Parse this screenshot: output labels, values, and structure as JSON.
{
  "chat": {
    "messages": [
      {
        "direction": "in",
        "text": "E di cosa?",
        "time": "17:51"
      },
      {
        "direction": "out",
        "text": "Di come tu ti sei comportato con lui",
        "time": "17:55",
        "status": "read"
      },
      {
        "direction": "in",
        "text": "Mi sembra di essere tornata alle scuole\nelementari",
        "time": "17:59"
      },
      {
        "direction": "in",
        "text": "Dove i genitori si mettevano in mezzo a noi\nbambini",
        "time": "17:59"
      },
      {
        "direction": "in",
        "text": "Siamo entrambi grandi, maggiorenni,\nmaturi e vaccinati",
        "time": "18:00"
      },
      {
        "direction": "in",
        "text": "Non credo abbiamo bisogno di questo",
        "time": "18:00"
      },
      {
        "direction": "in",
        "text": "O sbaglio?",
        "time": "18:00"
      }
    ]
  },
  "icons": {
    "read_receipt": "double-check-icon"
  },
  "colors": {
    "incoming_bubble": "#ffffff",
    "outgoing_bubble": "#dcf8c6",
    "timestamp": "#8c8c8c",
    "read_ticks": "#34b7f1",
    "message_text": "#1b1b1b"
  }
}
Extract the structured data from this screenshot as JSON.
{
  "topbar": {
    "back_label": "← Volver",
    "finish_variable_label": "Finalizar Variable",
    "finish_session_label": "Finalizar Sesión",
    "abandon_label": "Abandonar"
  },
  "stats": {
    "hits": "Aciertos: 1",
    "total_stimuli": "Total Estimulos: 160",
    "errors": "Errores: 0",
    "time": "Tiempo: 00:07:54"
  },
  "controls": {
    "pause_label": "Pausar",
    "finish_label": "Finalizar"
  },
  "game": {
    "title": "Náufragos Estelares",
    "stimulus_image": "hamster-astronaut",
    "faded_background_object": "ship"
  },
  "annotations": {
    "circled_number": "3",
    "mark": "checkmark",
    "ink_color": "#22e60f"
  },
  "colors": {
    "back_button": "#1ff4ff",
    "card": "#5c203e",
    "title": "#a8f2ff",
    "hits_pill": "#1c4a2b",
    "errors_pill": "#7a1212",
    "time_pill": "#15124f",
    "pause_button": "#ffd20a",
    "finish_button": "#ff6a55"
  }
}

▬▬▬

- _Work required_
Extract each line from the listing above, please, and repeat it exactly.

- _Output for this task_
Parse this screenshot: output labels, values, and structure as JSON.
{
  "chat": {
    "messages": [
      {
        "direction": "in",
        "text": "E di cosa?",
        "time": "17:51"
      },
      {
        "direction": "out",
        "text": "Di come tu ti sei comportato con lui",
        "time": "17:55",
        "status": "read"
      },
      {
        "direction": "in",
        "text": "Mi sembra di essere tornata alle scuole\nelementari",
        "time": "17:59"
      },
      {
        "direction": "in",
        "text": "Dove i genitori si mettevano in mezzo a noi\nbambini",
        "time": "17:59"
      },
      {
        "direction": "in",
        "text": "Siamo entrambi grandi, maggiorenni,\nmaturi e vaccinati",
        "time": "18:00"
      },
      {
        "direction": "in",
        "text": "Non credo abbiamo bisogno di questo",
        "time": "18:00"
      },
      {
        "direction": "in",
        "text": "O sbaglio?",
        "time": "18:00"
      }
    ]
  },
  "icons": {
    "read_receipt": "double-check-icon"
  },
  "colors": {
    "incoming_bubble": "#ffffff",
    "outgoing_bubble": "#dcf8c6",
    "timestamp": "#8c8c8c",
    "read_ticks": "#34b7f1",
    "message_text": "#1b1b1b"
  }
}
Extract the structured data from this screenshot as JSON.
{
  "topbar": {
    "back_label": "← Volver",
    "finish_variable_label": "Finalizar Variable",
    "finish_session_label": "Finalizar Sesión",
    "abandon_label": "Abandonar"
  },
  "stats": {
    "hits": "Aciertos: 1",
    "total_stimuli": "Total Estimulos: 160",
    "errors": "Errores: 0",
    "time": "Tiempo: 00:07:54"
  },
  "controls": {
    "pause_label": "Pausar",
    "finish_label": "Finalizar"
  },
  "game": {
    "title": "Náufragos Estelares",
    "stimulus_image": "hamster-astronaut",
    "faded_background_object": "ship"
  },
  "annotations": {
    "circled_number": "3",
    "mark": "checkmark",
    "ink_color": "#22e60f"
  },
  "colors": {
    "back_button": "#1ff4ff",
    "card": "#5c203e",
    "title": "#a8f2ff",
    "hits_pill": "#1c4a2b",
    "errors_pill": "#7a1212",
    "time_pill": "#15124f",
    "pause_button": "#ffd20a",
    "finish_button": "#ff6a55"
  }
}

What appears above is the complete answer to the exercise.